--- Given data ---
◇ ◇ ◇ ◇ ◇ ◇ ◇
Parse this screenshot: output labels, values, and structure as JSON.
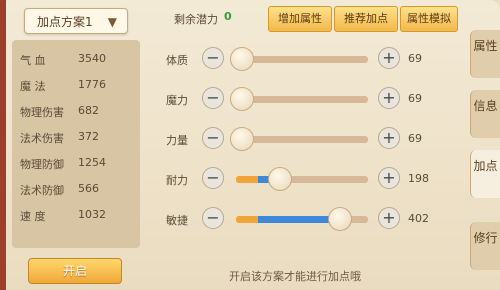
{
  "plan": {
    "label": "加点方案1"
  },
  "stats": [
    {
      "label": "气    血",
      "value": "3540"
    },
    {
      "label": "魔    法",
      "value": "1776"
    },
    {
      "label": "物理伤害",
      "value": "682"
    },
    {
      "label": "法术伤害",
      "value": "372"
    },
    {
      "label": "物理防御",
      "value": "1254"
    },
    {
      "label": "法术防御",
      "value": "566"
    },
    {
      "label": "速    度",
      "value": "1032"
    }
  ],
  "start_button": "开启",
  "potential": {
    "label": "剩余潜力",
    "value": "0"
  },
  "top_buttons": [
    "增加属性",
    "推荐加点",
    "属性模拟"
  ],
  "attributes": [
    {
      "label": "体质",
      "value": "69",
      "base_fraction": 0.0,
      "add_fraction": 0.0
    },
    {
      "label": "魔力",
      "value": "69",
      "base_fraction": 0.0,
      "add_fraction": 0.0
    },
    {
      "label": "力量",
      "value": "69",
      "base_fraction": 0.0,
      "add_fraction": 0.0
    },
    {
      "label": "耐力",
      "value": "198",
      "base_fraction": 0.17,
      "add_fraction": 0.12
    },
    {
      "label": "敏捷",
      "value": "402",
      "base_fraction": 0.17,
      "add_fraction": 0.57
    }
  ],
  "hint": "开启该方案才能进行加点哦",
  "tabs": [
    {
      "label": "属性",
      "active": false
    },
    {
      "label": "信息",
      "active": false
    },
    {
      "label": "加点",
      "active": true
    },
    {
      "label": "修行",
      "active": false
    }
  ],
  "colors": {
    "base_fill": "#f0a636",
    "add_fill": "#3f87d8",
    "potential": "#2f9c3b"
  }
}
◇ ◇ ◇ ◇ ◇ ◇ ◇
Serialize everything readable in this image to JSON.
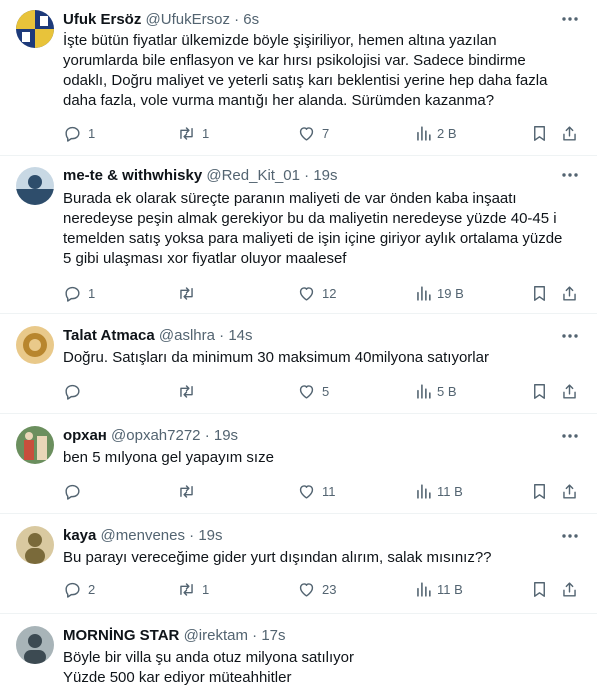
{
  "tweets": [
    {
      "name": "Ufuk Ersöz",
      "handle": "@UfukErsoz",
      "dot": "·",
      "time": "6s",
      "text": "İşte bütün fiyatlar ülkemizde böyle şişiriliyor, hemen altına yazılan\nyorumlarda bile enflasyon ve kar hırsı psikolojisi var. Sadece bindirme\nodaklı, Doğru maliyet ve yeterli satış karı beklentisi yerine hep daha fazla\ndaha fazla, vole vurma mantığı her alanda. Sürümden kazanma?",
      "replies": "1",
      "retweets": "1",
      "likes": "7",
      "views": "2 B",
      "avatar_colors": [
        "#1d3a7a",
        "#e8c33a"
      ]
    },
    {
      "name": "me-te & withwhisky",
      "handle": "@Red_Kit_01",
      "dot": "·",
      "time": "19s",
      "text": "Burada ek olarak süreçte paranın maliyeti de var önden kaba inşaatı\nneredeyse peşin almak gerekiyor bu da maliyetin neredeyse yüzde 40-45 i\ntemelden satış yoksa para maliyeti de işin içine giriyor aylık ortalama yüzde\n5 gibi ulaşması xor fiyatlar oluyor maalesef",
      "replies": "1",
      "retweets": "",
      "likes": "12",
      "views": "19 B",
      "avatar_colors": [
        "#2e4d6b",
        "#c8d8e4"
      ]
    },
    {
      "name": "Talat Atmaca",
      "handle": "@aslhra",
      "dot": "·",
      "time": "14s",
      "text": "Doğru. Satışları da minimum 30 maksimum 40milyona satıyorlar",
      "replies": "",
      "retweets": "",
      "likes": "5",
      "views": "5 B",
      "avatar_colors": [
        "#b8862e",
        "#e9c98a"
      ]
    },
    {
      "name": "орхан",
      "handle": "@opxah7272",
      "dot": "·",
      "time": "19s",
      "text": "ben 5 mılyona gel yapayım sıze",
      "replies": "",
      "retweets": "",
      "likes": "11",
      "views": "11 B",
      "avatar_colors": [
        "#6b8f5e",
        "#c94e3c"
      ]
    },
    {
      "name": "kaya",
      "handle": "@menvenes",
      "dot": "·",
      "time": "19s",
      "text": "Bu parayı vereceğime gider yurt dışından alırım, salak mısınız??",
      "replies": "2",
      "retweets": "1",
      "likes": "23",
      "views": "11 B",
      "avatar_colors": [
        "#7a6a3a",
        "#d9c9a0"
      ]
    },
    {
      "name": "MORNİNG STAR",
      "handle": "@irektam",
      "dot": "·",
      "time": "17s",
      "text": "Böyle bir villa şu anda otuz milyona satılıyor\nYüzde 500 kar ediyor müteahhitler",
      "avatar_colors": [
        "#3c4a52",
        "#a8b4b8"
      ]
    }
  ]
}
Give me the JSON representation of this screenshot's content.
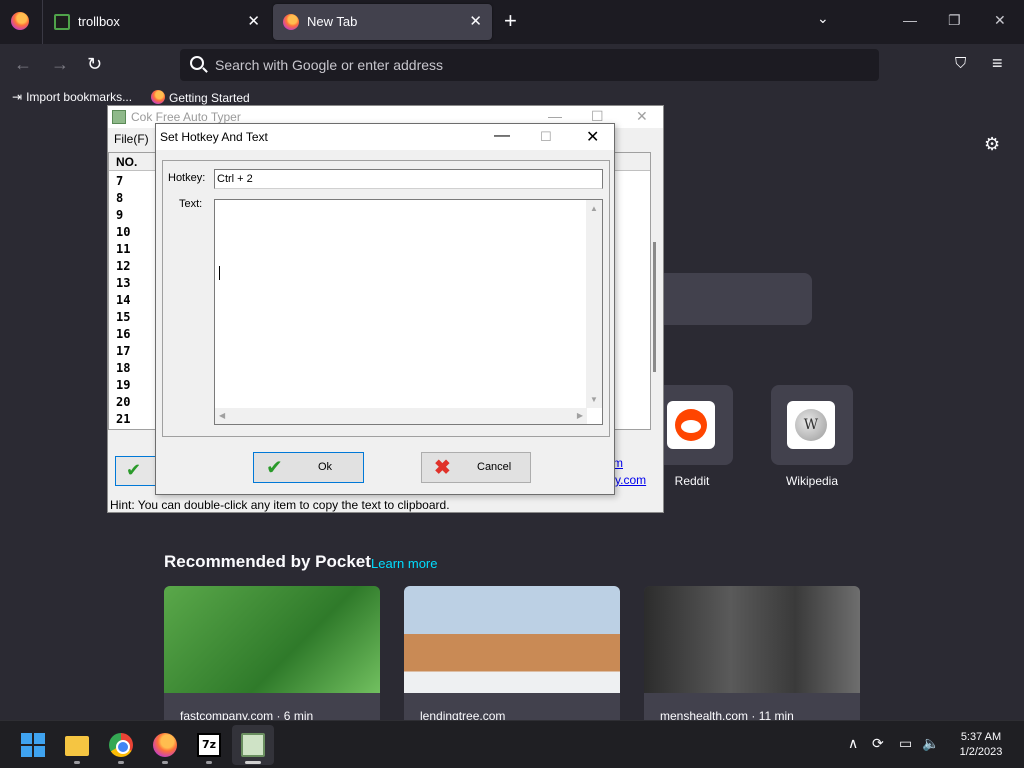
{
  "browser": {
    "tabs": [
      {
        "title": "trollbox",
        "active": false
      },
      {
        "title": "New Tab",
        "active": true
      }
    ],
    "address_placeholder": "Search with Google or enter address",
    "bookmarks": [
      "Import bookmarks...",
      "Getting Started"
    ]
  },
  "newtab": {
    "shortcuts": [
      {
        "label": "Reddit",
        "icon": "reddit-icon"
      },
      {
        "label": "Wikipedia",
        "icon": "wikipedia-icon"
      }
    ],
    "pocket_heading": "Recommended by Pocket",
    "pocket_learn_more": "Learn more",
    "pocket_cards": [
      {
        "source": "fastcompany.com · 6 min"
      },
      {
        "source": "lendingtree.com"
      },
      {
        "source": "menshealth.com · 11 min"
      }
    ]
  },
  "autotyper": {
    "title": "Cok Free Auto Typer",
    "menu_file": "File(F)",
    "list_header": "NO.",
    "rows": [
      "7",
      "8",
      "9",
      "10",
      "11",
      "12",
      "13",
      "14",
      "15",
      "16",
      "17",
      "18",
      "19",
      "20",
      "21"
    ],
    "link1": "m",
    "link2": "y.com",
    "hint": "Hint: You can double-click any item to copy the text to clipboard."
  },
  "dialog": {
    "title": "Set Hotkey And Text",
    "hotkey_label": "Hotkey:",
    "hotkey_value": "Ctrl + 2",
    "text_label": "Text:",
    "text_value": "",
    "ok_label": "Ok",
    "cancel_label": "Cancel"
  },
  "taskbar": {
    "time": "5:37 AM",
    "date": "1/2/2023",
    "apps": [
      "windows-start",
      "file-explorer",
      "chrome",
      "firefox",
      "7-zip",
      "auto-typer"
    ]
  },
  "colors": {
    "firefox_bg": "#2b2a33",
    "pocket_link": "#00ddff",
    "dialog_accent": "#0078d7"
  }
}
◇ ◇ ◇ ◇ ◇ ◇ ◇
--- The exercise ---
How many lines of these entries contain "views"? Answer with the number and nothing else.

--- Worked answer ---
5